PROBLEM TO WORK ON
Skip the images and copy each record exactly as written.

THE INPUT

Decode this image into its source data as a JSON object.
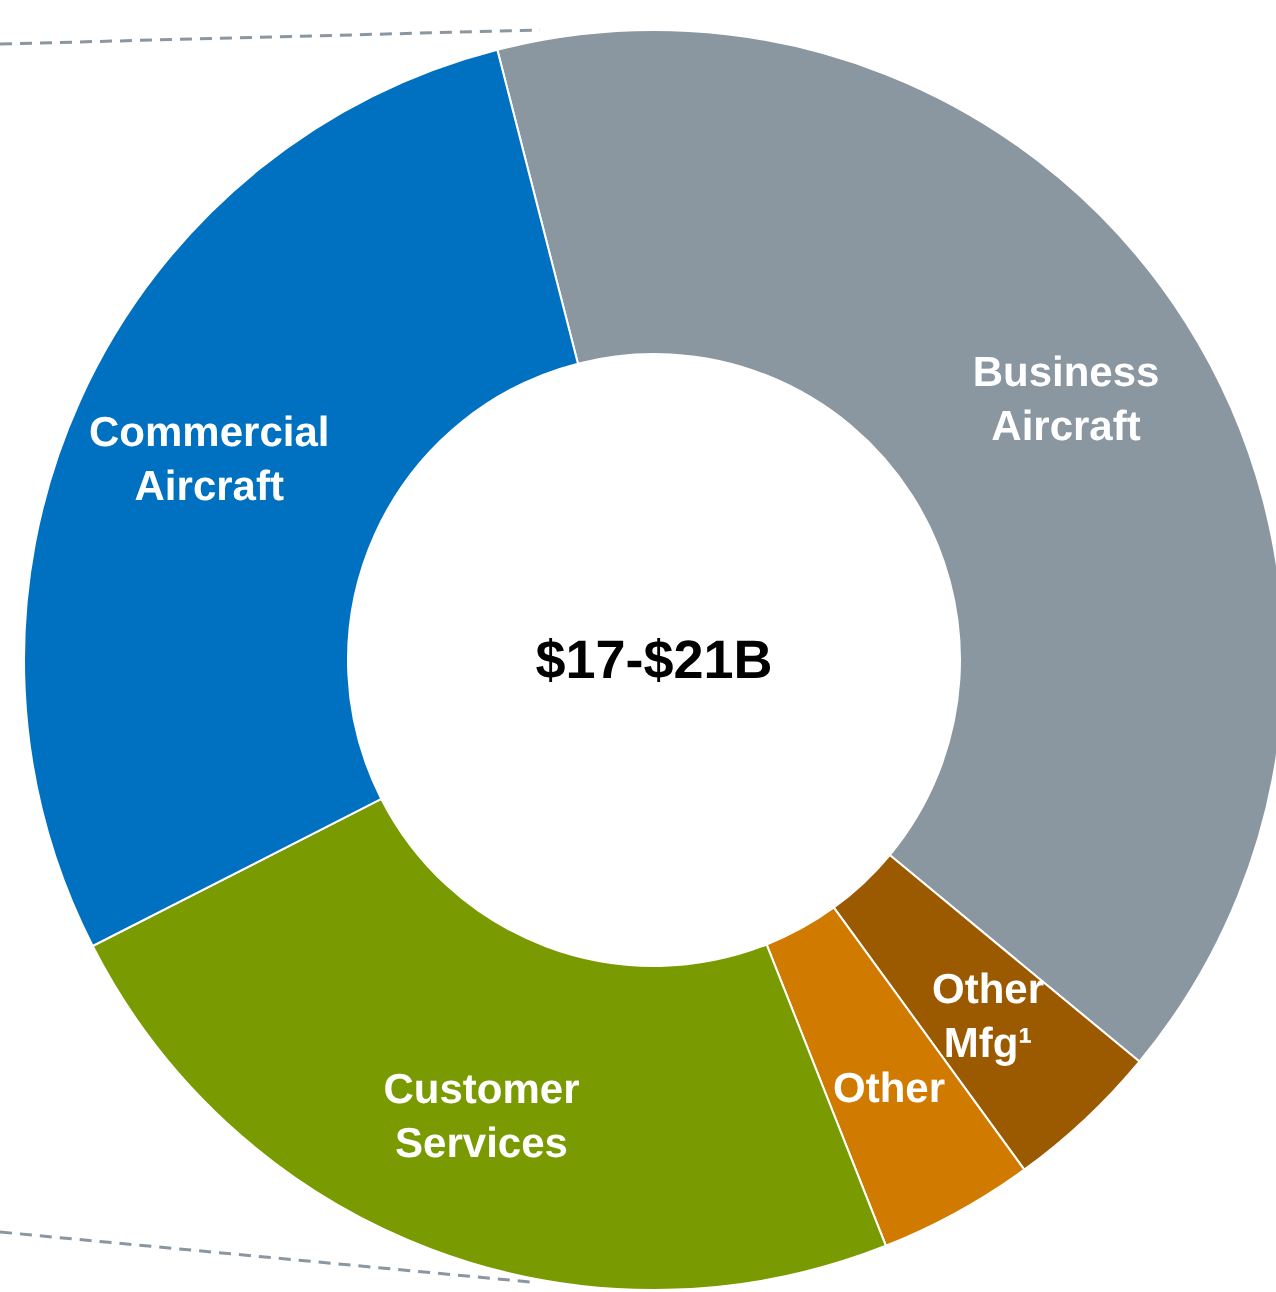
{
  "chart_data": {
    "type": "donut",
    "categories": [
      "Business Aircraft",
      "Other Mfg¹",
      "Other",
      "Customer Services",
      "Commercial Aircraft"
    ],
    "values": [
      40,
      4,
      4,
      23.5,
      28.5
    ],
    "colors": [
      "#8a96a0",
      "#9c5a00",
      "#d17a00",
      "#7a9a01",
      "#0070c0"
    ],
    "annotations": [
      "$17-$21B"
    ]
  }
}
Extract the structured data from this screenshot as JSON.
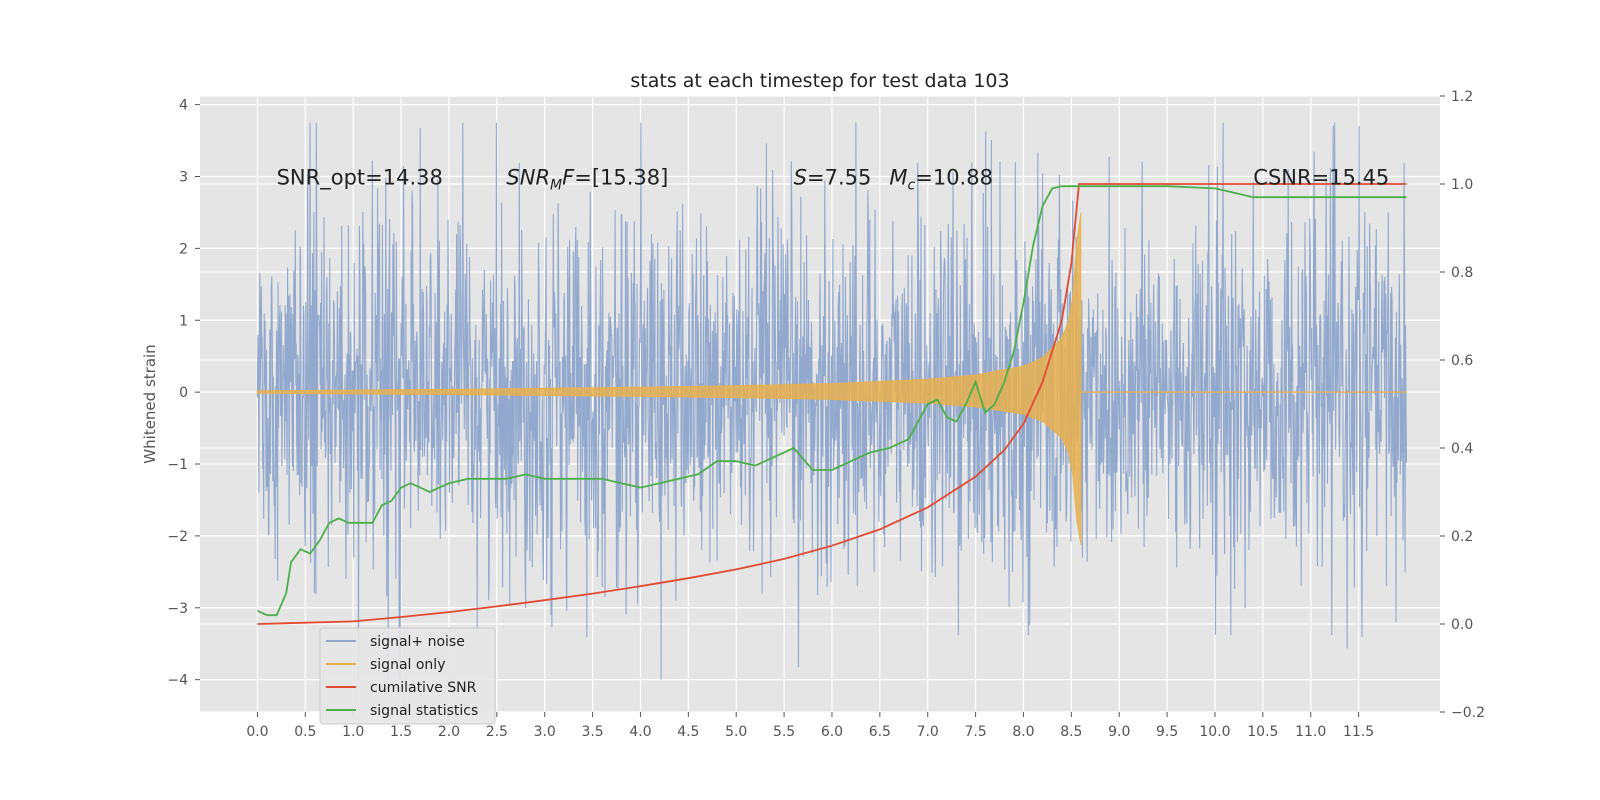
{
  "chart_data": {
    "type": "line",
    "title": "stats at each timestep for test data 103",
    "xlabel": "",
    "ylabel": "Whitened strain",
    "xlim": [
      -0.6,
      12.35
    ],
    "ylim": [
      -4.45,
      4.12
    ],
    "y2lim": [
      -0.2,
      1.2
    ],
    "grid": true,
    "x_ticks": [
      "0.0",
      "0.5",
      "1.0",
      "1.5",
      "2.0",
      "2.5",
      "3.0",
      "3.5",
      "4.0",
      "4.5",
      "5.0",
      "5.5",
      "6.0",
      "6.5",
      "7.0",
      "7.5",
      "8.0",
      "8.5",
      "9.0",
      "9.5",
      "10.0",
      "10.5",
      "11.0",
      "11.5"
    ],
    "y_ticks": [
      "4",
      "3",
      "2",
      "1",
      "0",
      "−1",
      "−2",
      "−3",
      "−4"
    ],
    "y2_ticks": [
      "1.2",
      "1.0",
      "0.8",
      "0.6",
      "0.4",
      "0.2",
      "0.0",
      "−0.2"
    ],
    "annotations": [
      {
        "text": "SNR_opt=14.38",
        "x": 0.2,
        "y": 3.0
      },
      {
        "text": "SNRMF=[15.38]",
        "main": "SNR",
        "sub": "M",
        "rest": "F=[15.38]",
        "x": 2.6,
        "y": 3.0
      },
      {
        "text": "S=7.55",
        "main": "S",
        "rest": "=7.55",
        "x": 5.6,
        "y": 3.0
      },
      {
        "text": "Mc=10.88",
        "main": "M",
        "sub": "c",
        "rest": "=10.88",
        "x": 6.6,
        "y": 3.0
      },
      {
        "text": "CSNR=15.45",
        "x": 10.4,
        "y": 3.0
      }
    ],
    "legend_placement": "lower-left",
    "series": [
      {
        "name": "signal+ noise",
        "color": "#92a8cd",
        "axis": "left",
        "kind": "noise",
        "x_range": [
          0.0,
          12.0
        ],
        "amplitude_typical": 1.5,
        "max": 3.75,
        "min": -4.0
      },
      {
        "name": "signal only",
        "color": "#e8b04e",
        "axis": "left",
        "kind": "chirp",
        "x_range": [
          0.0,
          8.6
        ],
        "envelope_x": [
          0.0,
          2.0,
          4.0,
          5.0,
          6.0,
          7.0,
          7.5,
          8.0,
          8.2,
          8.4,
          8.5,
          8.58
        ],
        "envelope_y": [
          0.02,
          0.04,
          0.07,
          0.09,
          0.12,
          0.18,
          0.24,
          0.36,
          0.48,
          0.75,
          1.1,
          2.5
        ]
      },
      {
        "name": "cumilative SNR",
        "color": "#e24a33",
        "axis": "right",
        "x": [
          0.0,
          0.5,
          1.0,
          1.5,
          2.0,
          2.5,
          3.0,
          3.5,
          4.0,
          4.5,
          5.0,
          5.5,
          6.0,
          6.5,
          7.0,
          7.5,
          7.8,
          8.0,
          8.2,
          8.4,
          8.5,
          8.58,
          8.6,
          9.0,
          10.0,
          11.0,
          12.0
        ],
        "y": [
          0.0,
          0.003,
          0.006,
          0.016,
          0.027,
          0.04,
          0.054,
          0.069,
          0.086,
          0.104,
          0.124,
          0.148,
          0.178,
          0.215,
          0.265,
          0.335,
          0.395,
          0.455,
          0.55,
          0.69,
          0.82,
          1.0,
          1.0,
          1.0,
          1.0,
          1.0,
          1.0
        ]
      },
      {
        "name": "signal statistics",
        "color": "#4daf4a",
        "axis": "right",
        "x": [
          0.0,
          0.1,
          0.2,
          0.3,
          0.35,
          0.45,
          0.55,
          0.65,
          0.75,
          0.85,
          0.95,
          1.05,
          1.2,
          1.3,
          1.4,
          1.5,
          1.6,
          1.7,
          1.8,
          1.9,
          2.0,
          2.2,
          2.4,
          2.6,
          2.8,
          3.0,
          3.2,
          3.4,
          3.6,
          3.8,
          4.0,
          4.2,
          4.4,
          4.6,
          4.8,
          5.0,
          5.2,
          5.4,
          5.6,
          5.8,
          6.0,
          6.2,
          6.4,
          6.6,
          6.8,
          7.0,
          7.1,
          7.2,
          7.3,
          7.4,
          7.5,
          7.6,
          7.7,
          7.8,
          7.9,
          8.0,
          8.1,
          8.2,
          8.3,
          8.4,
          8.5,
          8.6,
          9.0,
          9.5,
          10.0,
          10.2,
          10.4,
          10.6,
          11.0,
          11.5,
          12.0
        ],
        "y": [
          0.03,
          0.02,
          0.02,
          0.07,
          0.14,
          0.17,
          0.16,
          0.19,
          0.23,
          0.24,
          0.23,
          0.23,
          0.23,
          0.27,
          0.28,
          0.31,
          0.32,
          0.31,
          0.3,
          0.31,
          0.32,
          0.33,
          0.33,
          0.33,
          0.34,
          0.33,
          0.33,
          0.33,
          0.33,
          0.32,
          0.31,
          0.32,
          0.33,
          0.34,
          0.37,
          0.37,
          0.36,
          0.38,
          0.4,
          0.35,
          0.35,
          0.37,
          0.39,
          0.4,
          0.42,
          0.5,
          0.51,
          0.47,
          0.46,
          0.5,
          0.55,
          0.48,
          0.5,
          0.55,
          0.62,
          0.73,
          0.86,
          0.95,
          0.99,
          0.995,
          0.995,
          0.995,
          0.995,
          0.995,
          0.99,
          0.98,
          0.97,
          0.97,
          0.97,
          0.97,
          0.97
        ]
      }
    ]
  }
}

EXERCISE RESULT
Decode this image into its source data as a JSON object.
{
  "chart_data": {
    "type": "donut",
    "categories": [
      "Business Aircraft",
      "Other Mfg¹",
      "Other",
      "Customer Services",
      "Commercial Aircraft"
    ],
    "values": [
      40,
      4,
      4,
      23.5,
      28.5
    ],
    "colors": [
      "#8a96a0",
      "#9c5a00",
      "#d17a00",
      "#7a9a01",
      "#0070c0"
    ],
    "annotations": [
      "$17-$21B"
    ]
  }
}
Extract the structured data from this screenshot as JSON.
{
  "chart_data": {
    "type": "line",
    "title": "stats at each timestep for test data 103",
    "xlabel": "",
    "ylabel": "Whitened strain",
    "xlim": [
      -0.6,
      12.35
    ],
    "ylim": [
      -4.45,
      4.12
    ],
    "y2lim": [
      -0.2,
      1.2
    ],
    "grid": true,
    "x_ticks": [
      "0.0",
      "0.5",
      "1.0",
      "1.5",
      "2.0",
      "2.5",
      "3.0",
      "3.5",
      "4.0",
      "4.5",
      "5.0",
      "5.5",
      "6.0",
      "6.5",
      "7.0",
      "7.5",
      "8.0",
      "8.5",
      "9.0",
      "9.5",
      "10.0",
      "10.5",
      "11.0",
      "11.5"
    ],
    "y_ticks": [
      "4",
      "3",
      "2",
      "1",
      "0",
      "−1",
      "−2",
      "−3",
      "−4"
    ],
    "y2_ticks": [
      "1.2",
      "1.0",
      "0.8",
      "0.6",
      "0.4",
      "0.2",
      "0.0",
      "−0.2"
    ],
    "annotations": [
      {
        "text": "SNR_opt=14.38",
        "x": 0.2,
        "y": 3.0
      },
      {
        "text": "SNRMF=[15.38]",
        "main": "SNR",
        "sub": "M",
        "rest": "F=[15.38]",
        "x": 2.6,
        "y": 3.0
      },
      {
        "text": "S=7.55",
        "main": "S",
        "rest": "=7.55",
        "x": 5.6,
        "y": 3.0
      },
      {
        "text": "Mc=10.88",
        "main": "M",
        "sub": "c",
        "rest": "=10.88",
        "x": 6.6,
        "y": 3.0
      },
      {
        "text": "CSNR=15.45",
        "x": 10.4,
        "y": 3.0
      }
    ],
    "legend_placement": "lower-left",
    "series": [
      {
        "name": "signal+ noise",
        "color": "#92a8cd",
        "axis": "left",
        "kind": "noise",
        "x_range": [
          0.0,
          12.0
        ],
        "amplitude_typical": 1.5,
        "max": 3.75,
        "min": -4.0
      },
      {
        "name": "signal only",
        "color": "#e8b04e",
        "axis": "left",
        "kind": "chirp",
        "x_range": [
          0.0,
          8.6
        ],
        "envelope_x": [
          0.0,
          2.0,
          4.0,
          5.0,
          6.0,
          7.0,
          7.5,
          8.0,
          8.2,
          8.4,
          8.5,
          8.58
        ],
        "envelope_y": [
          0.02,
          0.04,
          0.07,
          0.09,
          0.12,
          0.18,
          0.24,
          0.36,
          0.48,
          0.75,
          1.1,
          2.5
        ]
      },
      {
        "name": "cumilative SNR",
        "color": "#e24a33",
        "axis": "right",
        "x": [
          0.0,
          0.5,
          1.0,
          1.5,
          2.0,
          2.5,
          3.0,
          3.5,
          4.0,
          4.5,
          5.0,
          5.5,
          6.0,
          6.5,
          7.0,
          7.5,
          7.8,
          8.0,
          8.2,
          8.4,
          8.5,
          8.58,
          8.6,
          9.0,
          10.0,
          11.0,
          12.0
        ],
        "y": [
          0.0,
          0.003,
          0.006,
          0.016,
          0.027,
          0.04,
          0.054,
          0.069,
          0.086,
          0.104,
          0.124,
          0.148,
          0.178,
          0.215,
          0.265,
          0.335,
          0.395,
          0.455,
          0.55,
          0.69,
          0.82,
          1.0,
          1.0,
          1.0,
          1.0,
          1.0,
          1.0
        ]
      },
      {
        "name": "signal statistics",
        "color": "#4daf4a",
        "axis": "right",
        "x": [
          0.0,
          0.1,
          0.2,
          0.3,
          0.35,
          0.45,
          0.55,
          0.65,
          0.75,
          0.85,
          0.95,
          1.05,
          1.2,
          1.3,
          1.4,
          1.5,
          1.6,
          1.7,
          1.8,
          1.9,
          2.0,
          2.2,
          2.4,
          2.6,
          2.8,
          3.0,
          3.2,
          3.4,
          3.6,
          3.8,
          4.0,
          4.2,
          4.4,
          4.6,
          4.8,
          5.0,
          5.2,
          5.4,
          5.6,
          5.8,
          6.0,
          6.2,
          6.4,
          6.6,
          6.8,
          7.0,
          7.1,
          7.2,
          7.3,
          7.4,
          7.5,
          7.6,
          7.7,
          7.8,
          7.9,
          8.0,
          8.1,
          8.2,
          8.3,
          8.4,
          8.5,
          8.6,
          9.0,
          9.5,
          10.0,
          10.2,
          10.4,
          10.6,
          11.0,
          11.5,
          12.0
        ],
        "y": [
          0.03,
          0.02,
          0.02,
          0.07,
          0.14,
          0.17,
          0.16,
          0.19,
          0.23,
          0.24,
          0.23,
          0.23,
          0.23,
          0.27,
          0.28,
          0.31,
          0.32,
          0.31,
          0.3,
          0.31,
          0.32,
          0.33,
          0.33,
          0.33,
          0.34,
          0.33,
          0.33,
          0.33,
          0.33,
          0.32,
          0.31,
          0.32,
          0.33,
          0.34,
          0.37,
          0.37,
          0.36,
          0.38,
          0.4,
          0.35,
          0.35,
          0.37,
          0.39,
          0.4,
          0.42,
          0.5,
          0.51,
          0.47,
          0.46,
          0.5,
          0.55,
          0.48,
          0.5,
          0.55,
          0.62,
          0.73,
          0.86,
          0.95,
          0.99,
          0.995,
          0.995,
          0.995,
          0.995,
          0.995,
          0.99,
          0.98,
          0.97,
          0.97,
          0.97,
          0.97,
          0.97
        ]
      }
    ]
  }
}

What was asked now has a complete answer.